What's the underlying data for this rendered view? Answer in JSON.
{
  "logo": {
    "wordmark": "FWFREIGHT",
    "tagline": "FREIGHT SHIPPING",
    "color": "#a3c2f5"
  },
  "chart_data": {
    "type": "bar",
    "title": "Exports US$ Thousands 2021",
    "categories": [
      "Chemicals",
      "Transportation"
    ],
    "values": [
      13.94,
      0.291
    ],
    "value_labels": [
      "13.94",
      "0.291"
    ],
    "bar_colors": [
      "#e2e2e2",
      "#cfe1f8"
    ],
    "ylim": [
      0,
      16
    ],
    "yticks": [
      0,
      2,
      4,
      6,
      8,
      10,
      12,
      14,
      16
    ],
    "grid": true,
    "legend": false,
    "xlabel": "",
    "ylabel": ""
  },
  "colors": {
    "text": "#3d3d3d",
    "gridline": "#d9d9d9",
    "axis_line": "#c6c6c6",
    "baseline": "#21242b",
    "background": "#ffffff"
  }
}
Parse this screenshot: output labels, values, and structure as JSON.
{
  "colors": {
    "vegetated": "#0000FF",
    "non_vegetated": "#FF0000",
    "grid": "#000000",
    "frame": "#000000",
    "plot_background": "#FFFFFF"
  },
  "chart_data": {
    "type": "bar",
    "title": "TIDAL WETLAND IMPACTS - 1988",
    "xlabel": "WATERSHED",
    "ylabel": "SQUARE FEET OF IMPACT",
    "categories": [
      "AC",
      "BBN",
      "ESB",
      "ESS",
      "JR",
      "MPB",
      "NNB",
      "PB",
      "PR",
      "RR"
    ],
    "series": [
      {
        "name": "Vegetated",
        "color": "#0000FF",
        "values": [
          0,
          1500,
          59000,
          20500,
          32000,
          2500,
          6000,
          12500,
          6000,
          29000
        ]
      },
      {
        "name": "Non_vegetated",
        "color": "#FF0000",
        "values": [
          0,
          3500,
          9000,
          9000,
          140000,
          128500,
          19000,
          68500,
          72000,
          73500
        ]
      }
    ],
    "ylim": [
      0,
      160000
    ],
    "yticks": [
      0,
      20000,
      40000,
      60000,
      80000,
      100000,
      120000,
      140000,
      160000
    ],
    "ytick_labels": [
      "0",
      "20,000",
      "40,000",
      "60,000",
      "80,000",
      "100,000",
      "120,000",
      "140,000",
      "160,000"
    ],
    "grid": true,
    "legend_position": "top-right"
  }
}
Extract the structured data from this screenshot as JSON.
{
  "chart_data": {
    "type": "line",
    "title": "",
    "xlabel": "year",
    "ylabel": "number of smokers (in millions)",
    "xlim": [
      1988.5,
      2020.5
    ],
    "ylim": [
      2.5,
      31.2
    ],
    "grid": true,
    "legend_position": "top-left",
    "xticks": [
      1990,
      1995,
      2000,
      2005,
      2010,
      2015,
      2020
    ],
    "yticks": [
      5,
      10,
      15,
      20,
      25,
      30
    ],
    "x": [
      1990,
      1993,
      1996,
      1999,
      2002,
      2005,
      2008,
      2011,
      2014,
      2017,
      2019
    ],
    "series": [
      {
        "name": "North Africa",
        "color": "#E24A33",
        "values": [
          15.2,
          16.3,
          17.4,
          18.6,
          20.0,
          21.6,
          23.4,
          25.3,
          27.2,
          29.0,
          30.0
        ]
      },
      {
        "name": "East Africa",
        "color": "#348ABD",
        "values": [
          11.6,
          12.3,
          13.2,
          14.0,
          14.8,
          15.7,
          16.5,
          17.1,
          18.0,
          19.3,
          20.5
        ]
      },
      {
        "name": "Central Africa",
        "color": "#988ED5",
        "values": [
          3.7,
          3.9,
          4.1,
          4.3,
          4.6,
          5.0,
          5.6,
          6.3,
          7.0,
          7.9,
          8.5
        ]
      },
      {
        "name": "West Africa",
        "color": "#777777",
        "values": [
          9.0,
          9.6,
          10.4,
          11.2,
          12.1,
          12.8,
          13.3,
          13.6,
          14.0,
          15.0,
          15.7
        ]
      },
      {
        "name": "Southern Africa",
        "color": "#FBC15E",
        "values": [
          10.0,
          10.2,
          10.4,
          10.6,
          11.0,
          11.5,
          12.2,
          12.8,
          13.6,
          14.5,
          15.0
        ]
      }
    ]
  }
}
..............................
Task to carry out: Give the records above again, word for word.

Response to this task:
What's the underlying data for this rendered view? Answer in JSON.
{
  "logo": {
    "wordmark": "FWFREIGHT",
    "tagline": "FREIGHT SHIPPING",
    "color": "#a3c2f5"
  },
  "chart_data": {
    "type": "bar",
    "title": "Exports US$ Thousands 2021",
    "categories": [
      "Chemicals",
      "Transportation"
    ],
    "values": [
      13.94,
      0.291
    ],
    "value_labels": [
      "13.94",
      "0.291"
    ],
    "bar_colors": [
      "#e2e2e2",
      "#cfe1f8"
    ],
    "ylim": [
      0,
      16
    ],
    "yticks": [
      0,
      2,
      4,
      6,
      8,
      10,
      12,
      14,
      16
    ],
    "grid": true,
    "legend": false,
    "xlabel": "",
    "ylabel": ""
  },
  "colors": {
    "text": "#3d3d3d",
    "gridline": "#d9d9d9",
    "axis_line": "#c6c6c6",
    "baseline": "#21242b",
    "background": "#ffffff"
  }
}
Parse this screenshot: output labels, values, and structure as JSON.
{
  "colors": {
    "vegetated": "#0000FF",
    "non_vegetated": "#FF0000",
    "grid": "#000000",
    "frame": "#000000",
    "plot_background": "#FFFFFF"
  },
  "chart_data": {
    "type": "bar",
    "title": "TIDAL WETLAND IMPACTS - 1988",
    "xlabel": "WATERSHED",
    "ylabel": "SQUARE FEET OF IMPACT",
    "categories": [
      "AC",
      "BBN",
      "ESB",
      "ESS",
      "JR",
      "MPB",
      "NNB",
      "PB",
      "PR",
      "RR"
    ],
    "series": [
      {
        "name": "Vegetated",
        "color": "#0000FF",
        "values": [
          0,
          1500,
          59000,
          20500,
          32000,
          2500,
          6000,
          12500,
          6000,
          29000
        ]
      },
      {
        "name": "Non_vegetated",
        "color": "#FF0000",
        "values": [
          0,
          3500,
          9000,
          9000,
          140000,
          128500,
          19000,
          68500,
          72000,
          73500
        ]
      }
    ],
    "ylim": [
      0,
      160000
    ],
    "yticks": [
      0,
      20000,
      40000,
      60000,
      80000,
      100000,
      120000,
      140000,
      160000
    ],
    "ytick_labels": [
      "0",
      "20,000",
      "40,000",
      "60,000",
      "80,000",
      "100,000",
      "120,000",
      "140,000",
      "160,000"
    ],
    "grid": true,
    "legend_position": "top-right"
  }
}
Extract the structured data from this screenshot as JSON.
{
  "chart_data": {
    "type": "line",
    "title": "",
    "xlabel": "year",
    "ylabel": "number of smokers (in millions)",
    "xlim": [
      1988.5,
      2020.5
    ],
    "ylim": [
      2.5,
      31.2
    ],
    "grid": true,
    "legend_position": "top-left",
    "xticks": [
      1990,
      1995,
      2000,
      2005,
      2010,
      2015,
      2020
    ],
    "yticks": [
      5,
      10,
      15,
      20,
      25,
      30
    ],
    "x": [
      1990,
      1993,
      1996,
      1999,
      2002,
      2005,
      2008,
      2011,
      2014,
      2017,
      2019
    ],
    "series": [
      {
        "name": "North Africa",
        "color": "#E24A33",
        "values": [
          15.2,
          16.3,
          17.4,
          18.6,
          20.0,
          21.6,
          23.4,
          25.3,
          27.2,
          29.0,
          30.0
        ]
      },
      {
        "name": "East Africa",
        "color": "#348ABD",
        "values": [
          11.6,
          12.3,
          13.2,
          14.0,
          14.8,
          15.7,
          16.5,
          17.1,
          18.0,
          19.3,
          20.5
        ]
      },
      {
        "name": "Central Africa",
        "color": "#988ED5",
        "values": [
          3.7,
          3.9,
          4.1,
          4.3,
          4.6,
          5.0,
          5.6,
          6.3,
          7.0,
          7.9,
          8.5
        ]
      },
      {
        "name": "West Africa",
        "color": "#777777",
        "values": [
          9.0,
          9.6,
          10.4,
          11.2,
          12.1,
          12.8,
          13.3,
          13.6,
          14.0,
          15.0,
          15.7
        ]
      },
      {
        "name": "Southern Africa",
        "color": "#FBC15E",
        "values": [
          10.0,
          10.2,
          10.4,
          10.6,
          11.0,
          11.5,
          12.2,
          12.8,
          13.6,
          14.5,
          15.0
        ]
      }
    ]
  }
}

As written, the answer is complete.